[Records to process — start]

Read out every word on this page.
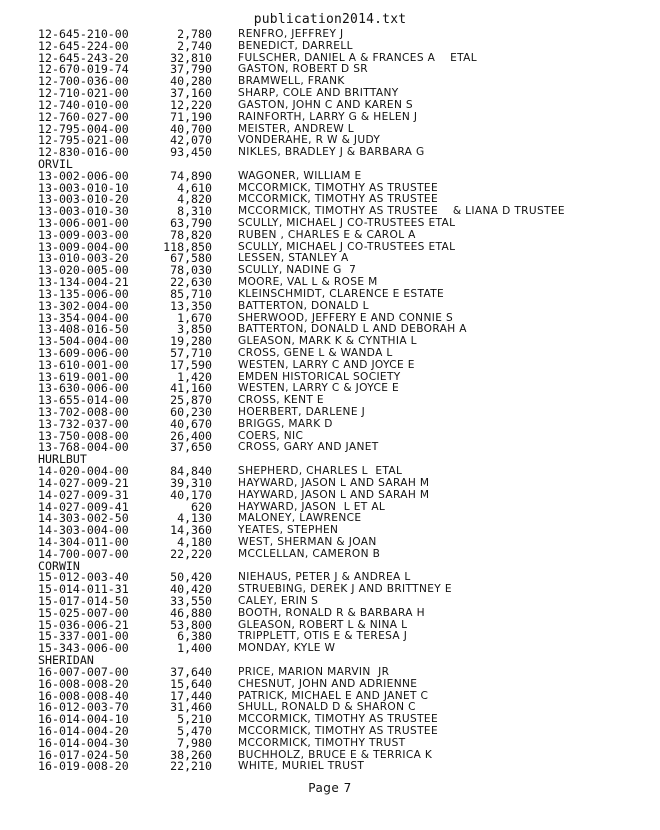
publication2014.txt
12-645-210-00	2,780 RENFRO, JEFFREY J
12-645-224-00	2,740 BENEDICT, DARRELL
12-645-243-20	32,810 FULSCHER, DANIEL A & FRANCES A    ETAL
12-670-019-74	37,790 GASTON, ROBERT D SR
12-700-036-00	40,280 BRAMWELL, FRANK
12-710-021-00	37,160 SHARP, COLE AND BRITTANY
12-740-010-00	12,220 GASTON, JOHN C AND KAREN S
12-760-027-00	71,190 RAINFORTH, LARRY G & HELEN J
12-795-004-00	40,700 MEISTER, ANDREW L
12-795-021-00	42,070 VONDERAHE, R W & JUDY
12-830-016-00	93,450 NIKLES, BRADLEY J & BARBARA G
ORVIL
13-002-006-00	74,890 WAGONER, WILLIAM E
13-003-010-10	4,610 MCCORMICK, TIMOTHY AS TRUSTEE
13-003-010-20	4,820 MCCORMICK, TIMOTHY AS TRUSTEE
13-003-010-30	8,310 MCCORMICK, TIMOTHY AS TRUSTEE    & LIANA D TRUSTEE
13-006-001-00	63,790 SCULLY, MICHAEL J CO-TRUSTEES ETAL
13-009-003-00	78,820 RUBEN , CHARLES E & CAROL A
13-009-004-00	118,850 SCULLY, MICHAEL J CO-TRUSTEES ETAL
13-010-003-20	67,580 LESSEN, STANLEY A
13-020-005-00	78,030 SCULLY, NADINE G  7
13-134-004-21	22,630 MOORE, VAL L & ROSE M
13-135-006-00	85,710 KLEINSCHMIDT, CLARENCE E ESTATE
13-302-004-00	13,350 BATTERTON, DONALD L
13-354-004-00	1,670 SHERWOOD, JEFFERY E AND CONNIE S
13-408-016-50	3,850 BATTERTON, DONALD L AND DEBORAH A
13-504-004-00	19,280 GLEASON, MARK K & CYNTHIA L
13-609-006-00	57,710 CROSS, GENE L & WANDA L
13-610-001-00	17,590 WESTEN, LARRY C AND JOYCE E
13-619-001-00	1,420 EMDEN HISTORICAL SOCIETY
13-630-006-00	41,160 WESTEN, LARRY C & JOYCE E
13-655-014-00	25,870 CROSS, KENT E
13-702-008-00	60,230 HOERBERT, DARLENE J
13-732-037-00	40,670 BRIGGS, MARK D
13-750-008-00	26,400 COERS, NIC
13-768-004-00	37,650 CROSS, GARY AND JANET
HURLBUT
14-020-004-00	84,840 SHEPHERD, CHARLES L  ETAL
14-027-009-21	39,310 HAYWARD, JASON L AND SARAH M
14-027-009-31	40,170 HAYWARD, JASON L AND SARAH M
14-027-009-41	620 HAYWARD, JASON  L ET AL
14-303-002-50	4,130 MALONEY, LAWRENCE
14-303-004-00	14,360 YEATES, STEPHEN
14-304-011-00	4,180 WEST, SHERMAN & JOAN
14-700-007-00	22,220 MCCLELLAN, CAMERON B
CORWIN
15-012-003-40	50,420 NIEHAUS, PETER J & ANDREA L
15-014-011-31	40,420 STRUEBING, DEREK J AND BRITTNEY E
15-017-014-50	33,550 CALEY, ERIN S
15-025-007-00	46,880 BOOTH, RONALD R & BARBARA H
15-036-006-21	53,800 GLEASON, ROBERT L & NINA L
15-337-001-00	6,380 TRIPPLETT, OTIS E & TERESA J
15-343-006-00	1,400 MONDAY, KYLE W
SHERIDAN
16-007-007-00	37,640 PRICE, MARION MARVIN  JR
16-008-008-20	15,640 CHESNUT, JOHN AND ADRIENNE
16-008-008-40	17,440 PATRICK, MICHAEL E AND JANET C
16-012-003-70	31,460 SHULL, RONALD D & SHARON C
16-014-004-10	5,210 MCCORMICK, TIMOTHY AS TRUSTEE
16-014-004-20	5,470 MCCORMICK, TIMOTHY AS TRUSTEE
16-014-004-30	7,980 MCCORMICK, TIMOTHY TRUST
16-017-024-50	38,260 BUCHHOLZ, BRUCE E & TERRICA K
16-019-008-20	22,210 WHITE, MURIEL TRUST
Page 7
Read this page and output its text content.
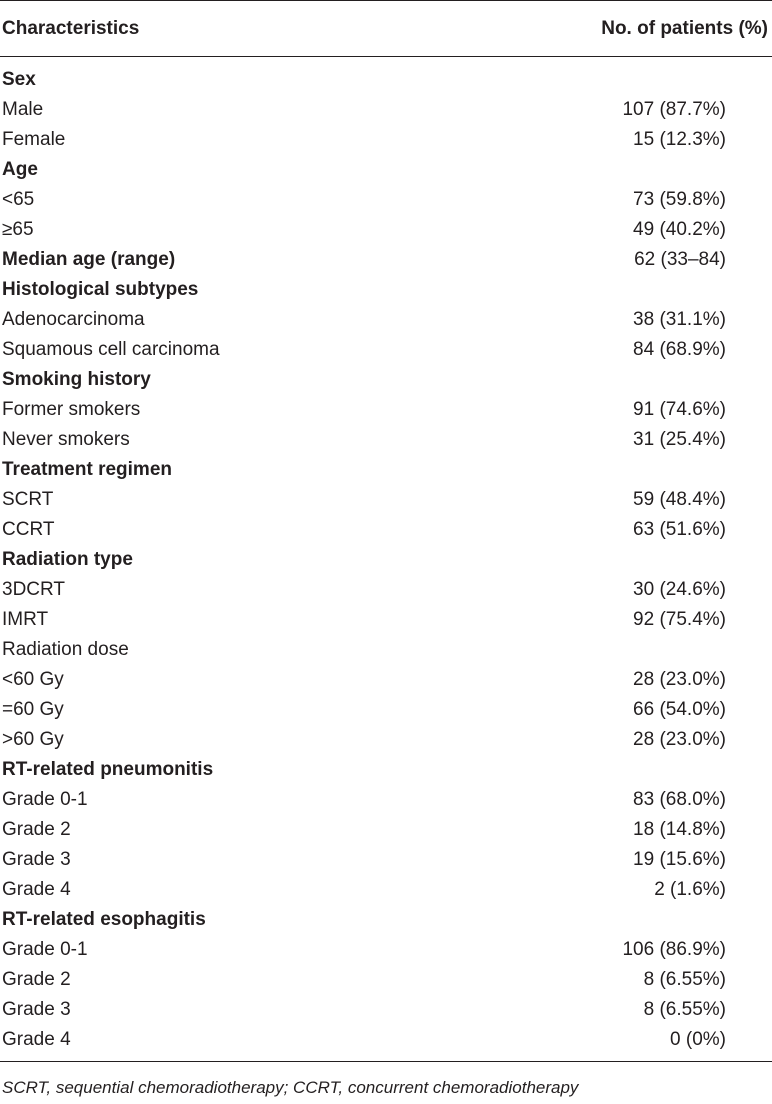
Characteristics	No. of patients (%)
Sex	
Male	107 (87.7%)
Female	15 (12.3%)
Age	
<65	73 (59.8%)
≥65	49 (40.2%)
Median age (range)	62 (33–84)
Histological subtypes	
Adenocarcinoma	38 (31.1%)
Squamous cell carcinoma	84 (68.9%)
Smoking history	
Former smokers	91 (74.6%)
Never smokers	31 (25.4%)
Treatment regimen	
SCRT	59 (48.4%)
CCRT	63 (51.6%)
Radiation type	
3DCRT	30 (24.6%)
IMRT	92 (75.4%)
Radiation dose	
<60 Gy	28 (23.0%)
=60 Gy	66 (54.0%)
>60 Gy	28 (23.0%)
RT-related pneumonitis	
Grade 0-1	83 (68.0%)
Grade 2	18 (14.8%)
Grade 3	19 (15.6%)
Grade 4	2 (1.6%)
RT-related esophagitis	
Grade 0-1	106 (86.9%)
Grade 2	8 (6.55%)
Grade 3	8 (6.55%)
Grade 4	0 (0%)
SCRT, sequential chemoradiotherapy; CCRT, concurrent chemoradiotherapy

[Records to process — finish]

◆ Exercise goal
Please copy the data shown above, line by line and exactly, omitting the images.

◆ Final answer
Read out every word on this page.
publication2014.txt
12-645-210-00	2,780 RENFRO, JEFFREY J
12-645-224-00	2,740 BENEDICT, DARRELL
12-645-243-20	32,810 FULSCHER, DANIEL A & FRANCES A    ETAL
12-670-019-74	37,790 GASTON, ROBERT D SR
12-700-036-00	40,280 BRAMWELL, FRANK
12-710-021-00	37,160 SHARP, COLE AND BRITTANY
12-740-010-00	12,220 GASTON, JOHN C AND KAREN S
12-760-027-00	71,190 RAINFORTH, LARRY G & HELEN J
12-795-004-00	40,700 MEISTER, ANDREW L
12-795-021-00	42,070 VONDERAHE, R W & JUDY
12-830-016-00	93,450 NIKLES, BRADLEY J & BARBARA G
ORVIL
13-002-006-00	74,890 WAGONER, WILLIAM E
13-003-010-10	4,610 MCCORMICK, TIMOTHY AS TRUSTEE
13-003-010-20	4,820 MCCORMICK, TIMOTHY AS TRUSTEE
13-003-010-30	8,310 MCCORMICK, TIMOTHY AS TRUSTEE    & LIANA D TRUSTEE
13-006-001-00	63,790 SCULLY, MICHAEL J CO-TRUSTEES ETAL
13-009-003-00	78,820 RUBEN , CHARLES E & CAROL A
13-009-004-00	118,850 SCULLY, MICHAEL J CO-TRUSTEES ETAL
13-010-003-20	67,580 LESSEN, STANLEY A
13-020-005-00	78,030 SCULLY, NADINE G  7
13-134-004-21	22,630 MOORE, VAL L & ROSE M
13-135-006-00	85,710 KLEINSCHMIDT, CLARENCE E ESTATE
13-302-004-00	13,350 BATTERTON, DONALD L
13-354-004-00	1,670 SHERWOOD, JEFFERY E AND CONNIE S
13-408-016-50	3,850 BATTERTON, DONALD L AND DEBORAH A
13-504-004-00	19,280 GLEASON, MARK K & CYNTHIA L
13-609-006-00	57,710 CROSS, GENE L & WANDA L
13-610-001-00	17,590 WESTEN, LARRY C AND JOYCE E
13-619-001-00	1,420 EMDEN HISTORICAL SOCIETY
13-630-006-00	41,160 WESTEN, LARRY C & JOYCE E
13-655-014-00	25,870 CROSS, KENT E
13-702-008-00	60,230 HOERBERT, DARLENE J
13-732-037-00	40,670 BRIGGS, MARK D
13-750-008-00	26,400 COERS, NIC
13-768-004-00	37,650 CROSS, GARY AND JANET
HURLBUT
14-020-004-00	84,840 SHEPHERD, CHARLES L  ETAL
14-027-009-21	39,310 HAYWARD, JASON L AND SARAH M
14-027-009-31	40,170 HAYWARD, JASON L AND SARAH M
14-027-009-41	620 HAYWARD, JASON  L ET AL
14-303-002-50	4,130 MALONEY, LAWRENCE
14-303-004-00	14,360 YEATES, STEPHEN
14-304-011-00	4,180 WEST, SHERMAN & JOAN
14-700-007-00	22,220 MCCLELLAN, CAMERON B
CORWIN
15-012-003-40	50,420 NIEHAUS, PETER J & ANDREA L
15-014-011-31	40,420 STRUEBING, DEREK J AND BRITTNEY E
15-017-014-50	33,550 CALEY, ERIN S
15-025-007-00	46,880 BOOTH, RONALD R & BARBARA H
15-036-006-21	53,800 GLEASON, ROBERT L & NINA L
15-337-001-00	6,380 TRIPPLETT, OTIS E & TERESA J
15-343-006-00	1,400 MONDAY, KYLE W
SHERIDAN
16-007-007-00	37,640 PRICE, MARION MARVIN  JR
16-008-008-20	15,640 CHESNUT, JOHN AND ADRIENNE
16-008-008-40	17,440 PATRICK, MICHAEL E AND JANET C
16-012-003-70	31,460 SHULL, RONALD D & SHARON C
16-014-004-10	5,210 MCCORMICK, TIMOTHY AS TRUSTEE
16-014-004-20	5,470 MCCORMICK, TIMOTHY AS TRUSTEE
16-014-004-30	7,980 MCCORMICK, TIMOTHY TRUST
16-017-024-50	38,260 BUCHHOLZ, BRUCE E & TERRICA K
16-019-008-20	22,210 WHITE, MURIEL TRUST
Page 7
Read this page and output its text content.
Characteristics	No. of patients (%)
Sex	
Male	107 (87.7%)
Female	15 (12.3%)
Age	
<65	73 (59.8%)
≥65	49 (40.2%)
Median age (range)	62 (33–84)
Histological subtypes	
Adenocarcinoma	38 (31.1%)
Squamous cell carcinoma	84 (68.9%)
Smoking history	
Former smokers	91 (74.6%)
Never smokers	31 (25.4%)
Treatment regimen	
SCRT	59 (48.4%)
CCRT	63 (51.6%)
Radiation type	
3DCRT	30 (24.6%)
IMRT	92 (75.4%)
Radiation dose	
<60 Gy	28 (23.0%)
=60 Gy	66 (54.0%)
>60 Gy	28 (23.0%)
RT-related pneumonitis	
Grade 0-1	83 (68.0%)
Grade 2	18 (14.8%)
Grade 3	19 (15.6%)
Grade 4	2 (1.6%)
RT-related esophagitis	
Grade 0-1	106 (86.9%)
Grade 2	8 (6.55%)
Grade 3	8 (6.55%)
Grade 4	0 (0%)
SCRT, sequential chemoradiotherapy; CCRT, concurrent chemoradiotherapy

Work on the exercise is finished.